◆ **Recorded information**:
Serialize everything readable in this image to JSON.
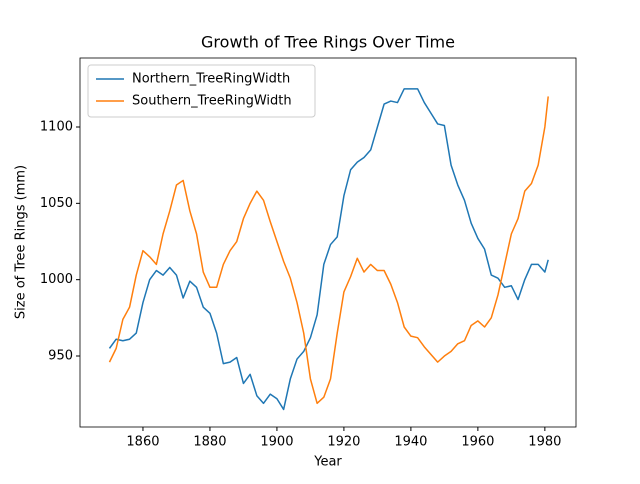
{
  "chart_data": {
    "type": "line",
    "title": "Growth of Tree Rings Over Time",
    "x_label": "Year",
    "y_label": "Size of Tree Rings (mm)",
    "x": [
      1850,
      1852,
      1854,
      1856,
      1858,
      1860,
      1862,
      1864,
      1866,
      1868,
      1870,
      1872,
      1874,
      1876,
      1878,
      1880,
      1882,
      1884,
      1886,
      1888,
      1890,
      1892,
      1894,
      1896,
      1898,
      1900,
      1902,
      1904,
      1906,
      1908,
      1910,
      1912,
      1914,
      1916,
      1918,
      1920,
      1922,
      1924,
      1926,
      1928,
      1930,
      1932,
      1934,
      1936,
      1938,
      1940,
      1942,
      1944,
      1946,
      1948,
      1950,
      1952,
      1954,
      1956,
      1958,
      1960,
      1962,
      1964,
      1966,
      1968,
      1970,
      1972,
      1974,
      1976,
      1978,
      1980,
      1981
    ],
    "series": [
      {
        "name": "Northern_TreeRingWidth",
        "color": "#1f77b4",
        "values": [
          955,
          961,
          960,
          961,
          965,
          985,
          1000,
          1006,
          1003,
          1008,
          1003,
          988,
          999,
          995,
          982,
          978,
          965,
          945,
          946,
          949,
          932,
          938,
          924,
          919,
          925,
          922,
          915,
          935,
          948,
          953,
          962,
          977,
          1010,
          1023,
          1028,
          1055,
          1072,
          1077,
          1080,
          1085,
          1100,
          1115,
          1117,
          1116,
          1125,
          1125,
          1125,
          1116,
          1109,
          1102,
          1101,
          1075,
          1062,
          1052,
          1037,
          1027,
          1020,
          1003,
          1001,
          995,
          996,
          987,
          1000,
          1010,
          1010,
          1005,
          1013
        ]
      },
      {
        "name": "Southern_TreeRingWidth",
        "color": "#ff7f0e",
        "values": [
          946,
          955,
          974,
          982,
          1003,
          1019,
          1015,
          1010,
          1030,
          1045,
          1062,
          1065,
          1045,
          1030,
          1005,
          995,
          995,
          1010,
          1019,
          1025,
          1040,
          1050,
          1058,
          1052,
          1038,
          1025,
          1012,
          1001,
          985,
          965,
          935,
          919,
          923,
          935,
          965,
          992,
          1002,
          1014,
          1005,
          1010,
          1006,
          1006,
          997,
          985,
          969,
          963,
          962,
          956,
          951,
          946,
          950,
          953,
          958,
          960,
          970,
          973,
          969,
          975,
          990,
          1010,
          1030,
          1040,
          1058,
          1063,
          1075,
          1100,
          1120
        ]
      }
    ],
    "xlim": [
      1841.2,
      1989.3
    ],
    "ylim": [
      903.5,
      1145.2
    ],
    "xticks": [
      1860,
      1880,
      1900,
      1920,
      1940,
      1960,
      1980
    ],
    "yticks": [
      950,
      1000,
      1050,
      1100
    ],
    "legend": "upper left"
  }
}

◆ **Task instructions**: All of the entries above should be duplicated exactly, except for the pictures.

◆ **Final result**:
Serialize everything readable in this image to JSON.
{
  "chart_data": {
    "type": "line",
    "title": "Growth of Tree Rings Over Time",
    "x_label": "Year",
    "y_label": "Size of Tree Rings (mm)",
    "x": [
      1850,
      1852,
      1854,
      1856,
      1858,
      1860,
      1862,
      1864,
      1866,
      1868,
      1870,
      1872,
      1874,
      1876,
      1878,
      1880,
      1882,
      1884,
      1886,
      1888,
      1890,
      1892,
      1894,
      1896,
      1898,
      1900,
      1902,
      1904,
      1906,
      1908,
      1910,
      1912,
      1914,
      1916,
      1918,
      1920,
      1922,
      1924,
      1926,
      1928,
      1930,
      1932,
      1934,
      1936,
      1938,
      1940,
      1942,
      1944,
      1946,
      1948,
      1950,
      1952,
      1954,
      1956,
      1958,
      1960,
      1962,
      1964,
      1966,
      1968,
      1970,
      1972,
      1974,
      1976,
      1978,
      1980,
      1981
    ],
    "series": [
      {
        "name": "Northern_TreeRingWidth",
        "color": "#1f77b4",
        "values": [
          955,
          961,
          960,
          961,
          965,
          985,
          1000,
          1006,
          1003,
          1008,
          1003,
          988,
          999,
          995,
          982,
          978,
          965,
          945,
          946,
          949,
          932,
          938,
          924,
          919,
          925,
          922,
          915,
          935,
          948,
          953,
          962,
          977,
          1010,
          1023,
          1028,
          1055,
          1072,
          1077,
          1080,
          1085,
          1100,
          1115,
          1117,
          1116,
          1125,
          1125,
          1125,
          1116,
          1109,
          1102,
          1101,
          1075,
          1062,
          1052,
          1037,
          1027,
          1020,
          1003,
          1001,
          995,
          996,
          987,
          1000,
          1010,
          1010,
          1005,
          1013
        ]
      },
      {
        "name": "Southern_TreeRingWidth",
        "color": "#ff7f0e",
        "values": [
          946,
          955,
          974,
          982,
          1003,
          1019,
          1015,
          1010,
          1030,
          1045,
          1062,
          1065,
          1045,
          1030,
          1005,
          995,
          995,
          1010,
          1019,
          1025,
          1040,
          1050,
          1058,
          1052,
          1038,
          1025,
          1012,
          1001,
          985,
          965,
          935,
          919,
          923,
          935,
          965,
          992,
          1002,
          1014,
          1005,
          1010,
          1006,
          1006,
          997,
          985,
          969,
          963,
          962,
          956,
          951,
          946,
          950,
          953,
          958,
          960,
          970,
          973,
          969,
          975,
          990,
          1010,
          1030,
          1040,
          1058,
          1063,
          1075,
          1100,
          1120
        ]
      }
    ],
    "xlim": [
      1841.2,
      1989.3
    ],
    "ylim": [
      903.5,
      1145.2
    ],
    "xticks": [
      1860,
      1880,
      1900,
      1920,
      1940,
      1960,
      1980
    ],
    "yticks": [
      950,
      1000,
      1050,
      1100
    ],
    "legend": "upper left"
  }
}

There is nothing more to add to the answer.